Exercise requirements:
Work out how many lines of the records contain "name". Answer with the number and nothing else.

Listed entries:
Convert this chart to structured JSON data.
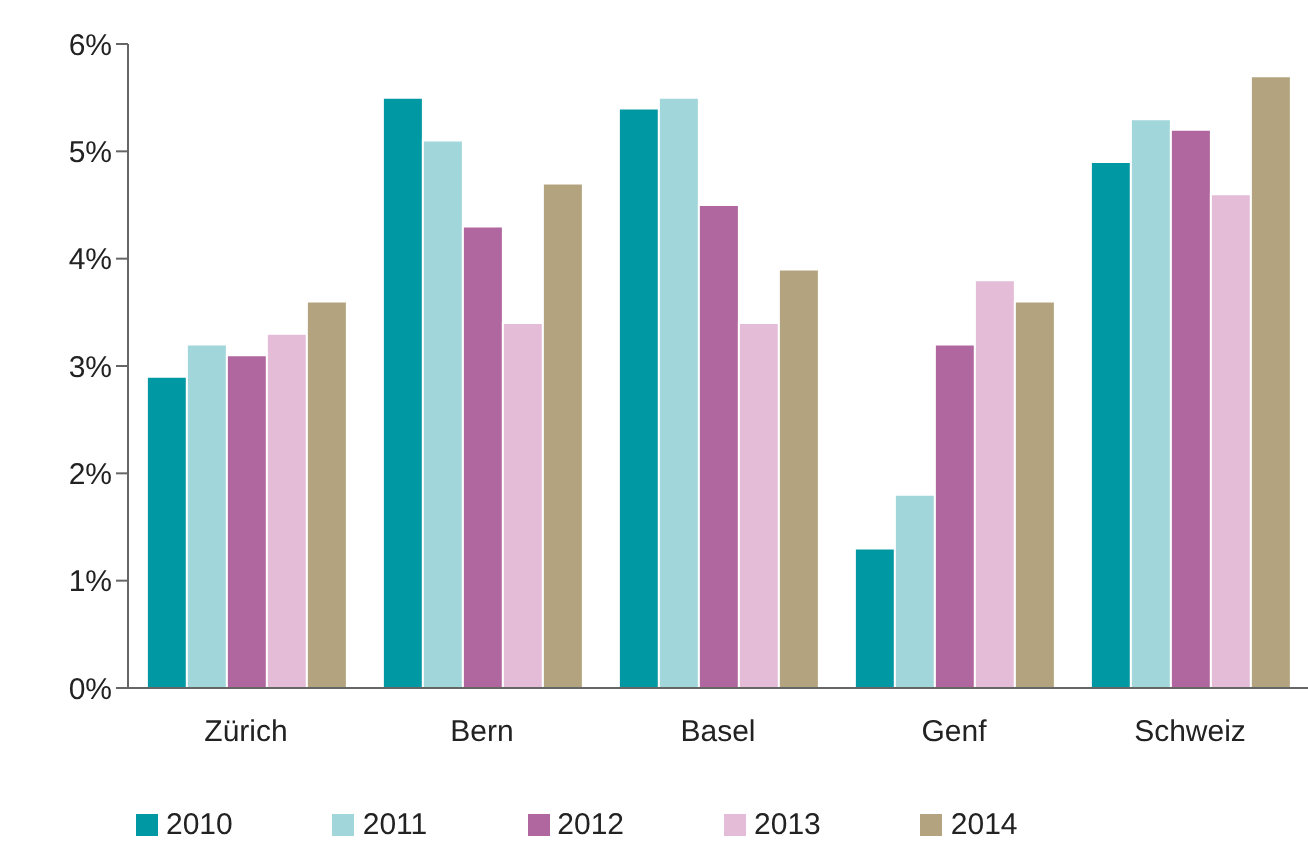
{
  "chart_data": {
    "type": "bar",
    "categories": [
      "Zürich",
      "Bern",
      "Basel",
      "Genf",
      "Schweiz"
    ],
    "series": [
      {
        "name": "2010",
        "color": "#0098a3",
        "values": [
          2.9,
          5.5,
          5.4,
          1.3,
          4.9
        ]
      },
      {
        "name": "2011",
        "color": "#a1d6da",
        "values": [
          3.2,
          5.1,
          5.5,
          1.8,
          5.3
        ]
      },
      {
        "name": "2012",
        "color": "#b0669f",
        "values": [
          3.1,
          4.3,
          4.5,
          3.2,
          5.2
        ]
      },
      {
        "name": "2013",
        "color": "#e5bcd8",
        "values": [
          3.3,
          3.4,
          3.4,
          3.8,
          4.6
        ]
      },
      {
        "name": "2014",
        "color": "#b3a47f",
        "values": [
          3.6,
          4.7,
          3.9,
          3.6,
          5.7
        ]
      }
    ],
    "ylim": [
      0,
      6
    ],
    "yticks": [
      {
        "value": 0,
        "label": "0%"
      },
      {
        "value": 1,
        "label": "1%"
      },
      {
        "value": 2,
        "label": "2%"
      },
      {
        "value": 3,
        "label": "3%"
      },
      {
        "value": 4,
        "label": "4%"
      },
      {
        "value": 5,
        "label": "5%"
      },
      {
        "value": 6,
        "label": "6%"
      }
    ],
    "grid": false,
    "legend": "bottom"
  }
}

--

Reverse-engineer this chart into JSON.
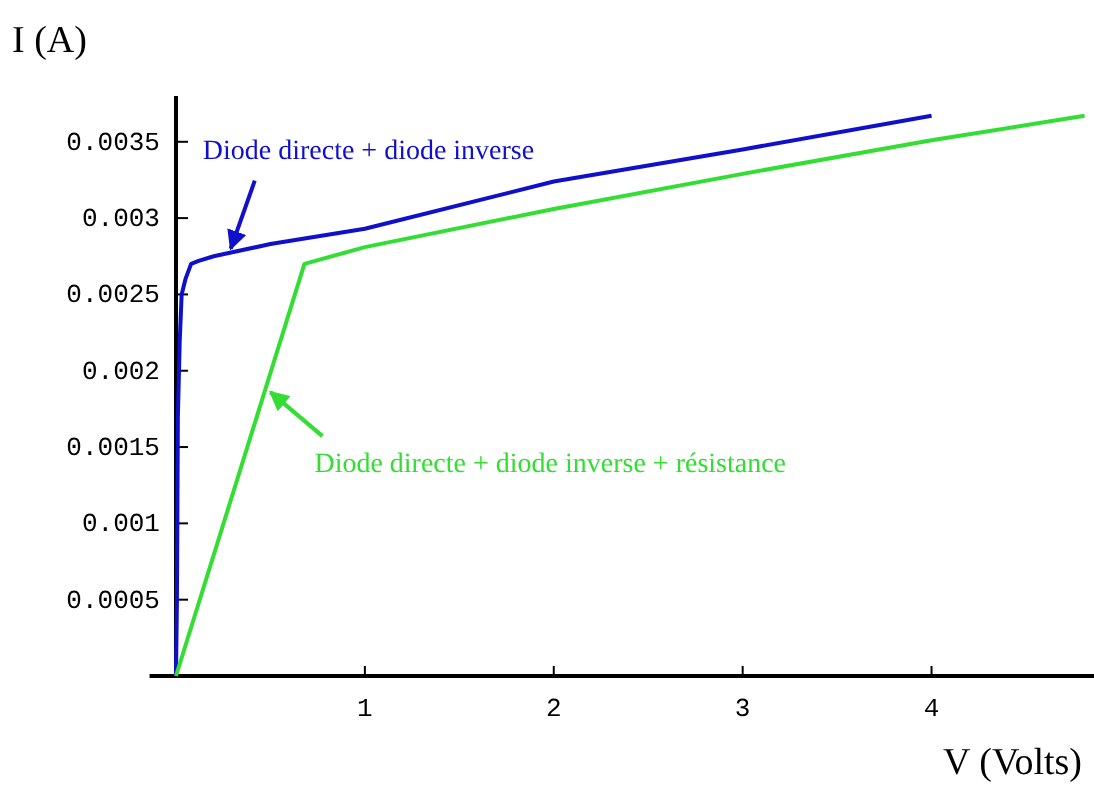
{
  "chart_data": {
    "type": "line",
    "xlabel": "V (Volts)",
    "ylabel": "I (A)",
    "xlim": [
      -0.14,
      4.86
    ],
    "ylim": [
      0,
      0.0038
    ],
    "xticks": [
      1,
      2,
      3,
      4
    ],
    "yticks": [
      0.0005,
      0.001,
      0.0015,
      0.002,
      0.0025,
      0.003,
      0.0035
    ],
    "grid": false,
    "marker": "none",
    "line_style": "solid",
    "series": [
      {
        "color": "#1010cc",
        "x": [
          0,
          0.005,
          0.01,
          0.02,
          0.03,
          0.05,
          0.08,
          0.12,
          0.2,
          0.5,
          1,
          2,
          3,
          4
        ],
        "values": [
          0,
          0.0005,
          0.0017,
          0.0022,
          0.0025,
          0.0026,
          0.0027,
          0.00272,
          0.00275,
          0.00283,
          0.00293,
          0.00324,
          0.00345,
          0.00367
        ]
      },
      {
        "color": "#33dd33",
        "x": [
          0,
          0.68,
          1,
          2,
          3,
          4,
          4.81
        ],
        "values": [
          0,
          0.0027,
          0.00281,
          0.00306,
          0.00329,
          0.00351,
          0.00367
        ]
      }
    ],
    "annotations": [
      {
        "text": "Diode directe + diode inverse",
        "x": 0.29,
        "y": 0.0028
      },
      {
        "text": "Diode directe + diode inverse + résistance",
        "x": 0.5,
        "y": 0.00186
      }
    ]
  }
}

Response for this exercise:
5